* [The problem]: Leave out the pictures; transcribe all else exactly.

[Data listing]
# # #
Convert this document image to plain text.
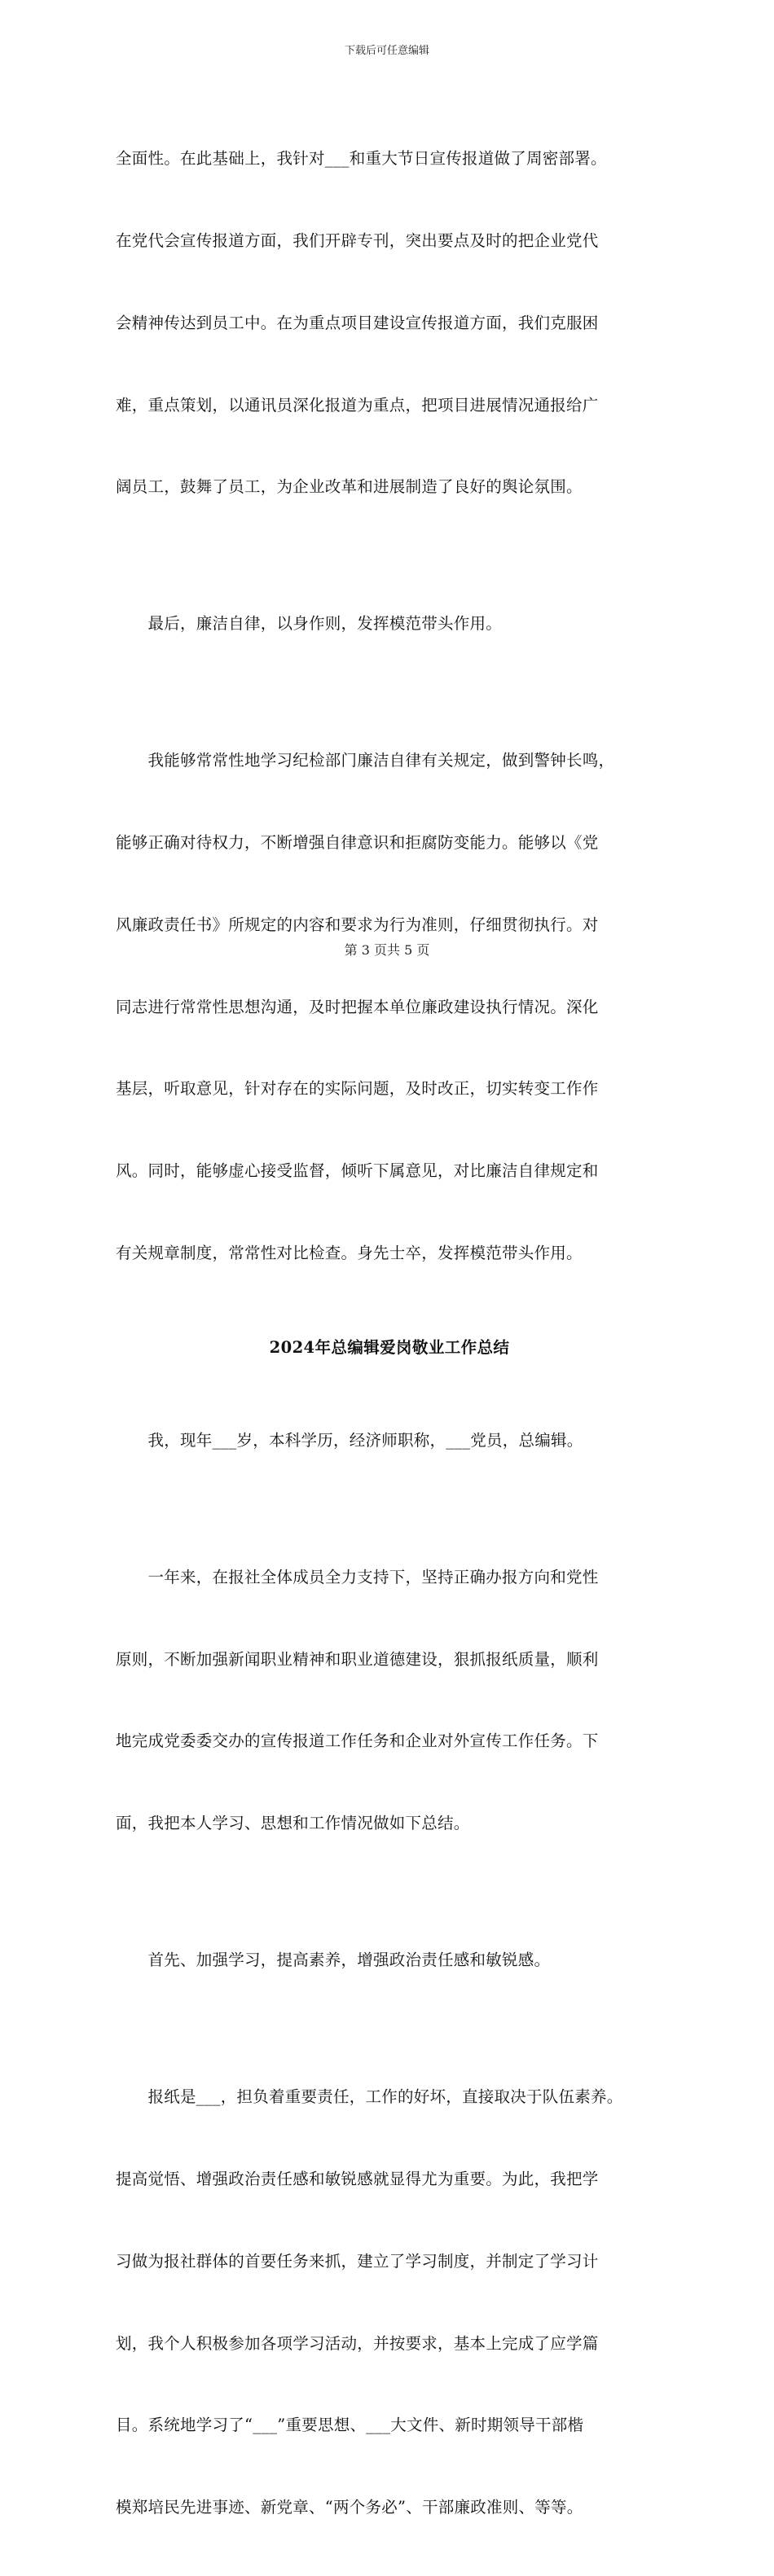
下载后可任意编辑

全面性。在此基础上，我针对___和重大节日宣传报道做了周密部署。

在党代会宣传报道方面，我们开辟专刊，突出要点及时的把企业党代

会精神传达到员工中。在为重点项目建设宣传报道方面，我们克服困

难，重点策划，以通讯员深化报道为重点，把项目进展情况通报给广

阔员工，鼓舞了员工，为企业改革和进展制造了良好的舆论氛围。

　　最后，廉洁自律，以身作则，发挥模范带头作用。

　　我能够常常性地学习纪检部门廉洁自律有关规定，做到警钟长鸣，

能够正确对待权力，不断增强自律意识和拒腐防变能力。能够以《党

风廉政责任书》所规定的内容和要求为行为准则，仔细贯彻执行。对

同志进行常常性思想沟通，及时把握本单位廉政建设执行情况。深化

基层，听取意见，针对存在的实际问题，及时改正，切实转变工作作

风。同时，能够虚心接受监督，倾听下属意见，对比廉洁自律规定和

有关规章制度，常常性对比检查。身先士卒，发挥模范带头作用。

2024年总编辑爱岗敬业工作总结

　　我，现年___岁，本科学历，经济师职称，___党员，总编辑。

　　一年来，在报社全体成员全力支持下，坚持正确办报方向和党性

原则，不断加强新闻职业精神和职业道德建设，狠抓报纸质量，顺利

地完成党委委交办的宣传报道工作任务和企业对外宣传工作任务。下

面，我把本人学习、思想和工作情况做如下总结。

　　首先、加强学习，提高素养，增强政治责任感和敏锐感。

　　报纸是___，担负着重要责任，工作的好坏，直接取决于队伍素养。

提高觉悟、增强政治责任感和敏锐感就显得尤为重要。为此，我把学

习做为报社群体的首要任务来抓，建立了学习制度，并制定了学习计

划，我个人积极参加各项学习活动，并按要求，基本上完成了应学篇

目。系统地学习了“___”重要思想、___大文件、新时期领导干部楷

模郑培民先进事迹、新党章、“两个务必”、干部廉政准则、等等。

第 3 页共 5 页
# # #
* [Written solution]:
Convert this document image to plain text.
下载后可任意编辑

全面性。在此基础上，我针对___和重大节日宣传报道做了周密部署。

在党代会宣传报道方面，我们开辟专刊，突出要点及时的把企业党代

会精神传达到员工中。在为重点项目建设宣传报道方面，我们克服困

难，重点策划，以通讯员深化报道为重点，把项目进展情况通报给广

阔员工，鼓舞了员工，为企业改革和进展制造了良好的舆论氛围。

　　最后，廉洁自律，以身作则，发挥模范带头作用。

　　我能够常常性地学习纪检部门廉洁自律有关规定，做到警钟长鸣，

能够正确对待权力，不断增强自律意识和拒腐防变能力。能够以《党

风廉政责任书》所规定的内容和要求为行为准则，仔细贯彻执行。对

同志进行常常性思想沟通，及时把握本单位廉政建设执行情况。深化

基层，听取意见，针对存在的实际问题，及时改正，切实转变工作作

风。同时，能够虚心接受监督，倾听下属意见，对比廉洁自律规定和

有关规章制度，常常性对比检查。身先士卒，发挥模范带头作用。

2024年总编辑爱岗敬业工作总结

　　我，现年___岁，本科学历，经济师职称，___党员，总编辑。

　　一年来，在报社全体成员全力支持下，坚持正确办报方向和党性

原则，不断加强新闻职业精神和职业道德建设，狠抓报纸质量，顺利

地完成党委委交办的宣传报道工作任务和企业对外宣传工作任务。下

面，我把本人学习、思想和工作情况做如下总结。

　　首先、加强学习，提高素养，增强政治责任感和敏锐感。

　　报纸是___，担负着重要责任，工作的好坏，直接取决于队伍素养。

提高觉悟、增强政治责任感和敏锐感就显得尤为重要。为此，我把学

习做为报社群体的首要任务来抓，建立了学习制度，并制定了学习计

划，我个人积极参加各项学习活动，并按要求，基本上完成了应学篇

目。系统地学习了“___”重要思想、___大文件、新时期领导干部楷

模郑培民先进事迹、新党章、“两个务必”、干部廉政准则、等等。

第 3 页共 5 页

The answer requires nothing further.